## Collected data
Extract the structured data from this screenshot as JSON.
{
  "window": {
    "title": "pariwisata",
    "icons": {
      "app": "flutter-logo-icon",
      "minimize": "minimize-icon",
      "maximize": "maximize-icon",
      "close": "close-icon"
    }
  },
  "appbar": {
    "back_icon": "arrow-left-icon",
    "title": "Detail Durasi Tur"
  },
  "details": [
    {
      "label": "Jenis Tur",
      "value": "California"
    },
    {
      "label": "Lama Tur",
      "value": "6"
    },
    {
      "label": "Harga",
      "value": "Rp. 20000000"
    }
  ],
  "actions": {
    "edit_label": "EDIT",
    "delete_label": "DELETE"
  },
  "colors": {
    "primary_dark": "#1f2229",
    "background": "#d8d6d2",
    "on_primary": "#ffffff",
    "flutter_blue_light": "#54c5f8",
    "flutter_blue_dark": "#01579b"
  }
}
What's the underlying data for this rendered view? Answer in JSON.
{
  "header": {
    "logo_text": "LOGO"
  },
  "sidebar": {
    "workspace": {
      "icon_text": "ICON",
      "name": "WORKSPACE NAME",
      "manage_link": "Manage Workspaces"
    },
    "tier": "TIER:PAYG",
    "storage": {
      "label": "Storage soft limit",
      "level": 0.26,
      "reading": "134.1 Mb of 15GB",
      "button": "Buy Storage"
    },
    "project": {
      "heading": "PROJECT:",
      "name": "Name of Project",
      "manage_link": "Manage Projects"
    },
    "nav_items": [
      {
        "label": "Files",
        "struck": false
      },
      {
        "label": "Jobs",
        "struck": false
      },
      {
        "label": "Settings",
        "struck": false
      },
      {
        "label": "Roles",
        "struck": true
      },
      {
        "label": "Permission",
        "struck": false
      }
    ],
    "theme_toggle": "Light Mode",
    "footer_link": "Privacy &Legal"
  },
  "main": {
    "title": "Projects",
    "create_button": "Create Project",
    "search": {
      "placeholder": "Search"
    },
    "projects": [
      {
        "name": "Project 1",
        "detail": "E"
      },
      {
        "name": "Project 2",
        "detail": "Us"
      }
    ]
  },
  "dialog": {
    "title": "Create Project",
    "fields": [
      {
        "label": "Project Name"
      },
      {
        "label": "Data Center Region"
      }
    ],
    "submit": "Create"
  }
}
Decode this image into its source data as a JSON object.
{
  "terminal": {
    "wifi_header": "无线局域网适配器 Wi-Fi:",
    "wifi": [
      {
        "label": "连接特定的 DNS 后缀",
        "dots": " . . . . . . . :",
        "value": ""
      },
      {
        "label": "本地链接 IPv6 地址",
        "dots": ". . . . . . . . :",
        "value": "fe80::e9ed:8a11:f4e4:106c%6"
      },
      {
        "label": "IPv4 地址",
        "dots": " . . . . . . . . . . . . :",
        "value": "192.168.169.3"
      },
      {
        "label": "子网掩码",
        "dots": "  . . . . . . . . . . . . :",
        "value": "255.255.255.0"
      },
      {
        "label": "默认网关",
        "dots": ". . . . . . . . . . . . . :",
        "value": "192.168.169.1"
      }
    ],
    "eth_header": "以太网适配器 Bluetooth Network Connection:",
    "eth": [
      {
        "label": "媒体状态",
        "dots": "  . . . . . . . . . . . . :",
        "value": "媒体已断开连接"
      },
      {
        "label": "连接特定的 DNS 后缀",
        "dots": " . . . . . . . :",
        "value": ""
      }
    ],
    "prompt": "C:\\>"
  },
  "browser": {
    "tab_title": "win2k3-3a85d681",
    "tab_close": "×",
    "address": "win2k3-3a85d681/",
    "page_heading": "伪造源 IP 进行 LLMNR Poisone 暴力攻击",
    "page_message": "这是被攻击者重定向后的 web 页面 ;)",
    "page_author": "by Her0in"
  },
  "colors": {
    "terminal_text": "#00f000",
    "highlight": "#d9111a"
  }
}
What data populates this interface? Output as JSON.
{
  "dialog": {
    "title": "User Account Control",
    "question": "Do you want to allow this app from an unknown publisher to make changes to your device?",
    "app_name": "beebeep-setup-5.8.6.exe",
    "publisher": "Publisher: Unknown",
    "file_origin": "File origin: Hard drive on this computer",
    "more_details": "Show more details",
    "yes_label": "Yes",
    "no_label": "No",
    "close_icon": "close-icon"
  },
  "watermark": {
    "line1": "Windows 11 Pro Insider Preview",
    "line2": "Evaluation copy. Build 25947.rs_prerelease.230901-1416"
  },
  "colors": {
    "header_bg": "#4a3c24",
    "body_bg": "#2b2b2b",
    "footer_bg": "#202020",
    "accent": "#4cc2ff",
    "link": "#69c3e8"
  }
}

## GIVEN TASK
Look through the data and gather every line with the string "publisher" in it.

## WRITTEN RESPONSE
    "question": "Do you want to allow this app from an unknown publisher to make changes to your device?",
    "publisher": "Publisher: Unknown",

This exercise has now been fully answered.